» **WORK REQUIRED**:
Restate every line of the material, word for word.

Records that describe figures:

━━━━━━━━

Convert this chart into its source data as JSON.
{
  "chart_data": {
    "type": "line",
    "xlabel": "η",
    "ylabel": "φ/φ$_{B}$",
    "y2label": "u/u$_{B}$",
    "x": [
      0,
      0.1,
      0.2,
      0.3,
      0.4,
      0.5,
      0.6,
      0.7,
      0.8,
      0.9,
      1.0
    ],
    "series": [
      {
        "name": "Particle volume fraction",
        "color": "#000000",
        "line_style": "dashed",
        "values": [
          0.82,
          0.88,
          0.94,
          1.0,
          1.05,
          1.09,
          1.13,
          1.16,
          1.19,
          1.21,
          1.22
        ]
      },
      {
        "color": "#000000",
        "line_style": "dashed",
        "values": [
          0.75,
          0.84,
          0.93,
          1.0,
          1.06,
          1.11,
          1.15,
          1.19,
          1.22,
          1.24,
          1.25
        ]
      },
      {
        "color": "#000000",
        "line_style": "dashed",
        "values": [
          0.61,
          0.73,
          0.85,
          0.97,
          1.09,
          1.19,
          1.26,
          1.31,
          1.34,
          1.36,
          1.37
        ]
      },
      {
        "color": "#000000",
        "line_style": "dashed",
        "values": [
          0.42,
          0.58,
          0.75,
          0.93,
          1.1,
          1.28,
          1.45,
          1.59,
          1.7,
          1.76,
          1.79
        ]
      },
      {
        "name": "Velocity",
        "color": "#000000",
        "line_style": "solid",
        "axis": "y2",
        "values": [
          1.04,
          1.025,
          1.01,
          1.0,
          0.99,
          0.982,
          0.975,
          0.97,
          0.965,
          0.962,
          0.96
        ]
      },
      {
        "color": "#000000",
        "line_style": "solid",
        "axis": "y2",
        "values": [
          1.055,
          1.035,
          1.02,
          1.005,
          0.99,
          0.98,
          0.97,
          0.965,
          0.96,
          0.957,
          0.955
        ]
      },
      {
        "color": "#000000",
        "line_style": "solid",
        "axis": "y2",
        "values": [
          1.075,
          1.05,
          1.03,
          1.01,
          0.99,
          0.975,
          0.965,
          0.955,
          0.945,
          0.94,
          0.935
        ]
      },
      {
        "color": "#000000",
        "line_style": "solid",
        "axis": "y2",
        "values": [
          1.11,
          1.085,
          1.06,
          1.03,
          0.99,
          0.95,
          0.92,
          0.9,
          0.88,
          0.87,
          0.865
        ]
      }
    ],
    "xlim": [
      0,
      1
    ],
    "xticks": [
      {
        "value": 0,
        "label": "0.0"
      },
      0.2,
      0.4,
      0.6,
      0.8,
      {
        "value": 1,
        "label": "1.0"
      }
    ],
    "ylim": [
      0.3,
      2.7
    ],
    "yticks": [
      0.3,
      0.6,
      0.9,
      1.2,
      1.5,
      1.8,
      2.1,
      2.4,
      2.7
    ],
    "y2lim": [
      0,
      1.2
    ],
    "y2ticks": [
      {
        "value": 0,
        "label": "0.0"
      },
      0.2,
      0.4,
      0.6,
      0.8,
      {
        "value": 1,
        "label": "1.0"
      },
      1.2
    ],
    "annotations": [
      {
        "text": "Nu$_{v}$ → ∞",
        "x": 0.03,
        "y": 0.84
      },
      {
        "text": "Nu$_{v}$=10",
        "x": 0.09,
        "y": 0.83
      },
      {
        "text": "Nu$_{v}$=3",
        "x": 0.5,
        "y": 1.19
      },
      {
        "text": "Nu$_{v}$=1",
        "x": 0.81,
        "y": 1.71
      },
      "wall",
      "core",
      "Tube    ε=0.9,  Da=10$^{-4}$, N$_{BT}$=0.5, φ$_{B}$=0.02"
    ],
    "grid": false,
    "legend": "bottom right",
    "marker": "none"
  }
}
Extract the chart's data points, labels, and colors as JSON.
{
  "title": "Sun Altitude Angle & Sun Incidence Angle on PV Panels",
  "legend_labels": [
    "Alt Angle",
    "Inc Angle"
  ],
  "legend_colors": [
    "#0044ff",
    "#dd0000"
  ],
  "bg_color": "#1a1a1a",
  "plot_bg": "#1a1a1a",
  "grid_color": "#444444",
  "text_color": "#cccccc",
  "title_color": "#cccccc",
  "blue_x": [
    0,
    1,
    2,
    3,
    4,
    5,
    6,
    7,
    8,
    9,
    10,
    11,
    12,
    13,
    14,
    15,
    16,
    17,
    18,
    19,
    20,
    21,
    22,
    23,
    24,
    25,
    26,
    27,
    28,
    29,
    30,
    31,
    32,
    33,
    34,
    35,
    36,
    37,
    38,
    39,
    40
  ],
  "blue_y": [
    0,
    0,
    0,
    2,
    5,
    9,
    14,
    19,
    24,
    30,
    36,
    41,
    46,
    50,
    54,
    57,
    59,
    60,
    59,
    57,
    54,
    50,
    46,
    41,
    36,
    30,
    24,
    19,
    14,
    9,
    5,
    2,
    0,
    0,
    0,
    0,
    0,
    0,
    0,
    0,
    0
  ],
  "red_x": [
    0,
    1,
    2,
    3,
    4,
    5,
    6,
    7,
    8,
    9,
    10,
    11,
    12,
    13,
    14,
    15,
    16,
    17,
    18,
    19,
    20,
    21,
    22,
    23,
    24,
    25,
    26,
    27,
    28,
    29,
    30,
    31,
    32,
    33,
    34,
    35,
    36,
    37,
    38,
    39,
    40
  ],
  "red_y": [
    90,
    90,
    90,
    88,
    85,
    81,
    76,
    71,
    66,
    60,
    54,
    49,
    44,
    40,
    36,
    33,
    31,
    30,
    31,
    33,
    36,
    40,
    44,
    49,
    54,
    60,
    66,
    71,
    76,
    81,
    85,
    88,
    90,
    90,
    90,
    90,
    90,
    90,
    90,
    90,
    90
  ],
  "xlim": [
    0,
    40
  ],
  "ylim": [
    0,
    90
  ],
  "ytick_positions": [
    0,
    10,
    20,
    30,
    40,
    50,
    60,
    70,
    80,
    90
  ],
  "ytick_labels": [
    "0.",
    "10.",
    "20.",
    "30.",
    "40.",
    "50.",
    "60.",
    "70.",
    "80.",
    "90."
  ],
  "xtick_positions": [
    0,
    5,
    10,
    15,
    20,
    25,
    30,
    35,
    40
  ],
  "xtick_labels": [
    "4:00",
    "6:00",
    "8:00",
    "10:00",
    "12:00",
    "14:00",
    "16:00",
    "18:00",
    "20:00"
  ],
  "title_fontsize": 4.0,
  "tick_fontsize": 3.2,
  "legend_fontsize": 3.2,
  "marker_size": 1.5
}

━━━━━━━━

» **FINISHED TASK**:
Convert this chart into its source data as JSON.
{
  "chart_data": {
    "type": "line",
    "xlabel": "η",
    "ylabel": "φ/φ$_{B}$",
    "y2label": "u/u$_{B}$",
    "x": [
      0,
      0.1,
      0.2,
      0.3,
      0.4,
      0.5,
      0.6,
      0.7,
      0.8,
      0.9,
      1.0
    ],
    "series": [
      {
        "name": "Particle volume fraction",
        "color": "#000000",
        "line_style": "dashed",
        "values": [
          0.82,
          0.88,
          0.94,
          1.0,
          1.05,
          1.09,
          1.13,
          1.16,
          1.19,
          1.21,
          1.22
        ]
      },
      {
        "color": "#000000",
        "line_style": "dashed",
        "values": [
          0.75,
          0.84,
          0.93,
          1.0,
          1.06,
          1.11,
          1.15,
          1.19,
          1.22,
          1.24,
          1.25
        ]
      },
      {
        "color": "#000000",
        "line_style": "dashed",
        "values": [
          0.61,
          0.73,
          0.85,
          0.97,
          1.09,
          1.19,
          1.26,
          1.31,
          1.34,
          1.36,
          1.37
        ]
      },
      {
        "color": "#000000",
        "line_style": "dashed",
        "values": [
          0.42,
          0.58,
          0.75,
          0.93,
          1.1,
          1.28,
          1.45,
          1.59,
          1.7,
          1.76,
          1.79
        ]
      },
      {
        "name": "Velocity",
        "color": "#000000",
        "line_style": "solid",
        "axis": "y2",
        "values": [
          1.04,
          1.025,
          1.01,
          1.0,
          0.99,
          0.982,
          0.975,
          0.97,
          0.965,
          0.962,
          0.96
        ]
      },
      {
        "color": "#000000",
        "line_style": "solid",
        "axis": "y2",
        "values": [
          1.055,
          1.035,
          1.02,
          1.005,
          0.99,
          0.98,
          0.97,
          0.965,
          0.96,
          0.957,
          0.955
        ]
      },
      {
        "color": "#000000",
        "line_style": "solid",
        "axis": "y2",
        "values": [
          1.075,
          1.05,
          1.03,
          1.01,
          0.99,
          0.975,
          0.965,
          0.955,
          0.945,
          0.94,
          0.935
        ]
      },
      {
        "color": "#000000",
        "line_style": "solid",
        "axis": "y2",
        "values": [
          1.11,
          1.085,
          1.06,
          1.03,
          0.99,
          0.95,
          0.92,
          0.9,
          0.88,
          0.87,
          0.865
        ]
      }
    ],
    "xlim": [
      0,
      1
    ],
    "xticks": [
      {
        "value": 0,
        "label": "0.0"
      },
      0.2,
      0.4,
      0.6,
      0.8,
      {
        "value": 1,
        "label": "1.0"
      }
    ],
    "ylim": [
      0.3,
      2.7
    ],
    "yticks": [
      0.3,
      0.6,
      0.9,
      1.2,
      1.5,
      1.8,
      2.1,
      2.4,
      2.7
    ],
    "y2lim": [
      0,
      1.2
    ],
    "y2ticks": [
      {
        "value": 0,
        "label": "0.0"
      },
      0.2,
      0.4,
      0.6,
      0.8,
      {
        "value": 1,
        "label": "1.0"
      },
      1.2
    ],
    "annotations": [
      {
        "text": "Nu$_{v}$ → ∞",
        "x": 0.03,
        "y": 0.84
      },
      {
        "text": "Nu$_{v}$=10",
        "x": 0.09,
        "y": 0.83
      },
      {
        "text": "Nu$_{v}$=3",
        "x": 0.5,
        "y": 1.19
      },
      {
        "text": "Nu$_{v}$=1",
        "x": 0.81,
        "y": 1.71
      },
      "wall",
      "core",
      "Tube    ε=0.9,  Da=10$^{-4}$, N$_{BT}$=0.5, φ$_{B}$=0.02"
    ],
    "grid": false,
    "legend": "bottom right",
    "marker": "none"
  }
}
Extract the chart's data points, labels, and colors as JSON.
{
  "title": "Sun Altitude Angle & Sun Incidence Angle on PV Panels",
  "legend_labels": [
    "Alt Angle",
    "Inc Angle"
  ],
  "legend_colors": [
    "#0044ff",
    "#dd0000"
  ],
  "bg_color": "#1a1a1a",
  "plot_bg": "#1a1a1a",
  "grid_color": "#444444",
  "text_color": "#cccccc",
  "title_color": "#cccccc",
  "blue_x": [
    0,
    1,
    2,
    3,
    4,
    5,
    6,
    7,
    8,
    9,
    10,
    11,
    12,
    13,
    14,
    15,
    16,
    17,
    18,
    19,
    20,
    21,
    22,
    23,
    24,
    25,
    26,
    27,
    28,
    29,
    30,
    31,
    32,
    33,
    34,
    35,
    36,
    37,
    38,
    39,
    40
  ],
  "blue_y": [
    0,
    0,
    0,
    2,
    5,
    9,
    14,
    19,
    24,
    30,
    36,
    41,
    46,
    50,
    54,
    57,
    59,
    60,
    59,
    57,
    54,
    50,
    46,
    41,
    36,
    30,
    24,
    19,
    14,
    9,
    5,
    2,
    0,
    0,
    0,
    0,
    0,
    0,
    0,
    0,
    0
  ],
  "red_x": [
    0,
    1,
    2,
    3,
    4,
    5,
    6,
    7,
    8,
    9,
    10,
    11,
    12,
    13,
    14,
    15,
    16,
    17,
    18,
    19,
    20,
    21,
    22,
    23,
    24,
    25,
    26,
    27,
    28,
    29,
    30,
    31,
    32,
    33,
    34,
    35,
    36,
    37,
    38,
    39,
    40
  ],
  "red_y": [
    90,
    90,
    90,
    88,
    85,
    81,
    76,
    71,
    66,
    60,
    54,
    49,
    44,
    40,
    36,
    33,
    31,
    30,
    31,
    33,
    36,
    40,
    44,
    49,
    54,
    60,
    66,
    71,
    76,
    81,
    85,
    88,
    90,
    90,
    90,
    90,
    90,
    90,
    90,
    90,
    90
  ],
  "xlim": [
    0,
    40
  ],
  "ylim": [
    0,
    90
  ],
  "ytick_positions": [
    0,
    10,
    20,
    30,
    40,
    50,
    60,
    70,
    80,
    90
  ],
  "ytick_labels": [
    "0.",
    "10.",
    "20.",
    "30.",
    "40.",
    "50.",
    "60.",
    "70.",
    "80.",
    "90."
  ],
  "xtick_positions": [
    0,
    5,
    10,
    15,
    20,
    25,
    30,
    35,
    40
  ],
  "xtick_labels": [
    "4:00",
    "6:00",
    "8:00",
    "10:00",
    "12:00",
    "14:00",
    "16:00",
    "18:00",
    "20:00"
  ],
  "title_fontsize": 4.0,
  "tick_fontsize": 3.2,
  "legend_fontsize": 3.2,
  "marker_size": 1.5
}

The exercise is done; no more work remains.